Write out each entry, exactly the way it appears.

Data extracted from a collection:
----
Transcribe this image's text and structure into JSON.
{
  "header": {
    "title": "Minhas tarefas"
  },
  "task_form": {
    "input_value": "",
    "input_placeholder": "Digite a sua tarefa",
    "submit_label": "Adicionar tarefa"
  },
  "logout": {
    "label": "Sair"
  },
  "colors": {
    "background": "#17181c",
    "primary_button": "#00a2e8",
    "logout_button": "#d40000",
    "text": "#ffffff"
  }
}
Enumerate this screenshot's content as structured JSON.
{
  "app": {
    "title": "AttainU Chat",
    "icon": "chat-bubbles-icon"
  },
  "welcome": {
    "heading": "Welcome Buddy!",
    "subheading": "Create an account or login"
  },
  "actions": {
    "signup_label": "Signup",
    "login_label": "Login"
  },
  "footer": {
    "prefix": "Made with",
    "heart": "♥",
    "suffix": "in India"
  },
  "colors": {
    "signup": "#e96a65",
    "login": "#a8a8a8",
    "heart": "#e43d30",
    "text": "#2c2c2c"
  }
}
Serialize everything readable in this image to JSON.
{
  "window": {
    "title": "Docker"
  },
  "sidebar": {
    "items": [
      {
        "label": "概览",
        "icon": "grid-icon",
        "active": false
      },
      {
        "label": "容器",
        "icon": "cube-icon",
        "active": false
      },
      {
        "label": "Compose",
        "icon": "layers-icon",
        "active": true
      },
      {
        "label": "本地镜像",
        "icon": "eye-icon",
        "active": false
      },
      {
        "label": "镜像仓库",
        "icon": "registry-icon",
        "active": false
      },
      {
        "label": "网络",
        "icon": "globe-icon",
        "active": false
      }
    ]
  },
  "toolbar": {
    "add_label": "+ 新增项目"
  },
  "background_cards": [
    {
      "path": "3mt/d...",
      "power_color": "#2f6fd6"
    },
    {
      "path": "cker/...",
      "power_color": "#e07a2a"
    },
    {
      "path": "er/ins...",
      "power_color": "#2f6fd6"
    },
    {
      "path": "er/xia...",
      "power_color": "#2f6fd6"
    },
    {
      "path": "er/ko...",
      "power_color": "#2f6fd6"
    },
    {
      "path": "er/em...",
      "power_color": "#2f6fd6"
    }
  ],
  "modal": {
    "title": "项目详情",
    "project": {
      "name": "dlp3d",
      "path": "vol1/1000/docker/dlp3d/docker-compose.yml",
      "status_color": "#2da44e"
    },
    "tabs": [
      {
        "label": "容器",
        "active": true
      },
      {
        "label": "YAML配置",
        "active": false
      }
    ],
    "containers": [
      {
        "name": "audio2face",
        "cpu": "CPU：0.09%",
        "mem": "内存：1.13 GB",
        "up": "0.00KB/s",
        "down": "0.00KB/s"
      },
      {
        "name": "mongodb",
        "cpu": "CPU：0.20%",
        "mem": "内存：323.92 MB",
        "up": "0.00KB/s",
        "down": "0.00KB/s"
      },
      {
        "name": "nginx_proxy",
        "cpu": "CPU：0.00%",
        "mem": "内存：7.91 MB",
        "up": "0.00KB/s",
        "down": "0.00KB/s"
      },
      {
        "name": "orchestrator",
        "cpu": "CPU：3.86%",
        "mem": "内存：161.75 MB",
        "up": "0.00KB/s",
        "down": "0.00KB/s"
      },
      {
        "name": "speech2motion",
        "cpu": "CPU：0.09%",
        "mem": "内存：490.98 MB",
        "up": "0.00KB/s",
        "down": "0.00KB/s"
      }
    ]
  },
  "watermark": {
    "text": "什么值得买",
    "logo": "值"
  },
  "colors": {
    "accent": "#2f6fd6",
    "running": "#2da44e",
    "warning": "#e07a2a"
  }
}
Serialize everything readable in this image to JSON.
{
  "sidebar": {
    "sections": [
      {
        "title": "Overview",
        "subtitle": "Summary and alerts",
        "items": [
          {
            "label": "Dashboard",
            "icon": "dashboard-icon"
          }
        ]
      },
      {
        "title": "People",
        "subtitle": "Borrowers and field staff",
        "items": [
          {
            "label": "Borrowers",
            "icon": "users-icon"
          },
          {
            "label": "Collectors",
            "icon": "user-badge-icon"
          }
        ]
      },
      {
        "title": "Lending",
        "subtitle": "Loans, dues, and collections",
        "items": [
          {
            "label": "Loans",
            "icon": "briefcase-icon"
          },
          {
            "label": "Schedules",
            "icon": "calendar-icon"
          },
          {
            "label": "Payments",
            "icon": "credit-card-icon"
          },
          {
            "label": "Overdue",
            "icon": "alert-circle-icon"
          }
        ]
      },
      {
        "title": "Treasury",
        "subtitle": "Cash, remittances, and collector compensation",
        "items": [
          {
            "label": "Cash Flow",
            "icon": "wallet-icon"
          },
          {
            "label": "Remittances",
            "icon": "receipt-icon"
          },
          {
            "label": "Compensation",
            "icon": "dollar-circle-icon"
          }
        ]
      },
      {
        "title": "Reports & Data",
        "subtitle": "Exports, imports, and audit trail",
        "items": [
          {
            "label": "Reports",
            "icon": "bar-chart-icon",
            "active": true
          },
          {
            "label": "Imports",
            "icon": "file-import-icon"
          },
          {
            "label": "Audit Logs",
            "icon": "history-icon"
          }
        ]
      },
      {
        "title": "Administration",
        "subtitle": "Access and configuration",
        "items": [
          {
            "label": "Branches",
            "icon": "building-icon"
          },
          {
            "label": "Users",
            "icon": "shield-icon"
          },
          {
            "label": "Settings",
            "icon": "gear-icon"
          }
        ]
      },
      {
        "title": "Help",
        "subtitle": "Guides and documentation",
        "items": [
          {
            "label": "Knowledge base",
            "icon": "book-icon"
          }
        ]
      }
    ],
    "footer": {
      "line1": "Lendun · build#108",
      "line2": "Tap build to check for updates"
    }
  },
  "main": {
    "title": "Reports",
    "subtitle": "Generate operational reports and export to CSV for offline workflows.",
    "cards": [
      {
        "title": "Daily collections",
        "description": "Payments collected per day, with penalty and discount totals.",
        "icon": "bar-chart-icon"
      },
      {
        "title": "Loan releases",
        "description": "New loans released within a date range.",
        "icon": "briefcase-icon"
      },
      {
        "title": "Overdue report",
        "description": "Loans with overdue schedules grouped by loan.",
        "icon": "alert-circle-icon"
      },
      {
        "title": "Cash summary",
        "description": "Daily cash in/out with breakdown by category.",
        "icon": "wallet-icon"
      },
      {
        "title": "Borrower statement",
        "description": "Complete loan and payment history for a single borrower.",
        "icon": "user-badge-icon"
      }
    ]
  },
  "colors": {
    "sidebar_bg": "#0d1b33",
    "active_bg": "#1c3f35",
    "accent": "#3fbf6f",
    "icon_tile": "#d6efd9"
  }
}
----
TASK OUTPUT:
Transcribe this image's text and structure into JSON.
{
  "header": {
    "title": "Minhas tarefas"
  },
  "task_form": {
    "input_value": "",
    "input_placeholder": "Digite a sua tarefa",
    "submit_label": "Adicionar tarefa"
  },
  "logout": {
    "label": "Sair"
  },
  "colors": {
    "background": "#17181c",
    "primary_button": "#00a2e8",
    "logout_button": "#d40000",
    "text": "#ffffff"
  }
}
Enumerate this screenshot's content as structured JSON.
{
  "app": {
    "title": "AttainU Chat",
    "icon": "chat-bubbles-icon"
  },
  "welcome": {
    "heading": "Welcome Buddy!",
    "subheading": "Create an account or login"
  },
  "actions": {
    "signup_label": "Signup",
    "login_label": "Login"
  },
  "footer": {
    "prefix": "Made with",
    "heart": "♥",
    "suffix": "in India"
  },
  "colors": {
    "signup": "#e96a65",
    "login": "#a8a8a8",
    "heart": "#e43d30",
    "text": "#2c2c2c"
  }
}
Serialize everything readable in this image to JSON.
{
  "window": {
    "title": "Docker"
  },
  "sidebar": {
    "items": [
      {
        "label": "概览",
        "icon": "grid-icon",
        "active": false
      },
      {
        "label": "容器",
        "icon": "cube-icon",
        "active": false
      },
      {
        "label": "Compose",
        "icon": "layers-icon",
        "active": true
      },
      {
        "label": "本地镜像",
        "icon": "eye-icon",
        "active": false
      },
      {
        "label": "镜像仓库",
        "icon": "registry-icon",
        "active": false
      },
      {
        "label": "网络",
        "icon": "globe-icon",
        "active": false
      }
    ]
  },
  "toolbar": {
    "add_label": "+ 新增项目"
  },
  "background_cards": [
    {
      "path": "3mt/d...",
      "power_color": "#2f6fd6"
    },
    {
      "path": "cker/...",
      "power_color": "#e07a2a"
    },
    {
      "path": "er/ins...",
      "power_color": "#2f6fd6"
    },
    {
      "path": "er/xia...",
      "power_color": "#2f6fd6"
    },
    {
      "path": "er/ko...",
      "power_color": "#2f6fd6"
    },
    {
      "path": "er/em...",
      "power_color": "#2f6fd6"
    }
  ],
  "modal": {
    "title": "项目详情",
    "project": {
      "name": "dlp3d",
      "path": "vol1/1000/docker/dlp3d/docker-compose.yml",
      "status_color": "#2da44e"
    },
    "tabs": [
      {
        "label": "容器",
        "active": true
      },
      {
        "label": "YAML配置",
        "active": false
      }
    ],
    "containers": [
      {
        "name": "audio2face",
        "cpu": "CPU：0.09%",
        "mem": "内存：1.13 GB",
        "up": "0.00KB/s",
        "down": "0.00KB/s"
      },
      {
        "name": "mongodb",
        "cpu": "CPU：0.20%",
        "mem": "内存：323.92 MB",
        "up": "0.00KB/s",
        "down": "0.00KB/s"
      },
      {
        "name": "nginx_proxy",
        "cpu": "CPU：0.00%",
        "mem": "内存：7.91 MB",
        "up": "0.00KB/s",
        "down": "0.00KB/s"
      },
      {
        "name": "orchestrator",
        "cpu": "CPU：3.86%",
        "mem": "内存：161.75 MB",
        "up": "0.00KB/s",
        "down": "0.00KB/s"
      },
      {
        "name": "speech2motion",
        "cpu": "CPU：0.09%",
        "mem": "内存：490.98 MB",
        "up": "0.00KB/s",
        "down": "0.00KB/s"
      }
    ]
  },
  "watermark": {
    "text": "什么值得买",
    "logo": "值"
  },
  "colors": {
    "accent": "#2f6fd6",
    "running": "#2da44e",
    "warning": "#e07a2a"
  }
}
Serialize everything readable in this image to JSON.
{
  "sidebar": {
    "sections": [
      {
        "title": "Overview",
        "subtitle": "Summary and alerts",
        "items": [
          {
            "label": "Dashboard",
            "icon": "dashboard-icon"
          }
        ]
      },
      {
        "title": "People",
        "subtitle": "Borrowers and field staff",
        "items": [
          {
            "label": "Borrowers",
            "icon": "users-icon"
          },
          {
            "label": "Collectors",
            "icon": "user-badge-icon"
          }
        ]
      },
      {
        "title": "Lending",
        "subtitle": "Loans, dues, and collections",
        "items": [
          {
            "label": "Loans",
            "icon": "briefcase-icon"
          },
          {
            "label": "Schedules",
            "icon": "calendar-icon"
          },
          {
            "label": "Payments",
            "icon": "credit-card-icon"
          },
          {
            "label": "Overdue",
            "icon": "alert-circle-icon"
          }
        ]
      },
      {
        "title": "Treasury",
        "subtitle": "Cash, remittances, and collector compensation",
        "items": [
          {
            "label": "Cash Flow",
            "icon": "wallet-icon"
          },
          {
            "label": "Remittances",
            "icon": "receipt-icon"
          },
          {
            "label": "Compensation",
            "icon": "dollar-circle-icon"
          }
        ]
      },
      {
        "title": "Reports & Data",
        "subtitle": "Exports, imports, and audit trail",
        "items": [
          {
            "label": "Reports",
            "icon": "bar-chart-icon",
            "active": true
          },
          {
            "label": "Imports",
            "icon": "file-import-icon"
          },
          {
            "label": "Audit Logs",
            "icon": "history-icon"
          }
        ]
      },
      {
        "title": "Administration",
        "subtitle": "Access and configuration",
        "items": [
          {
            "label": "Branches",
            "icon": "building-icon"
          },
          {
            "label": "Users",
            "icon": "shield-icon"
          },
          {
            "label": "Settings",
            "icon": "gear-icon"
          }
        ]
      },
      {
        "title": "Help",
        "subtitle": "Guides and documentation",
        "items": [
          {
            "label": "Knowledge base",
            "icon": "book-icon"
          }
        ]
      }
    ],
    "footer": {
      "line1": "Lendun · build#108",
      "line2": "Tap build to check for updates"
    }
  },
  "main": {
    "title": "Reports",
    "subtitle": "Generate operational reports and export to CSV for offline workflows.",
    "cards": [
      {
        "title": "Daily collections",
        "description": "Payments collected per day, with penalty and discount totals.",
        "icon": "bar-chart-icon"
      },
      {
        "title": "Loan releases",
        "description": "New loans released within a date range.",
        "icon": "briefcase-icon"
      },
      {
        "title": "Overdue report",
        "description": "Loans with overdue schedules grouped by loan.",
        "icon": "alert-circle-icon"
      },
      {
        "title": "Cash summary",
        "description": "Daily cash in/out with breakdown by category.",
        "icon": "wallet-icon"
      },
      {
        "title": "Borrower statement",
        "description": "Complete loan and payment history for a single borrower.",
        "icon": "user-badge-icon"
      }
    ]
  },
  "colors": {
    "sidebar_bg": "#0d1b33",
    "active_bg": "#1c3f35",
    "accent": "#3fbf6f",
    "icon_tile": "#d6efd9"
  }
}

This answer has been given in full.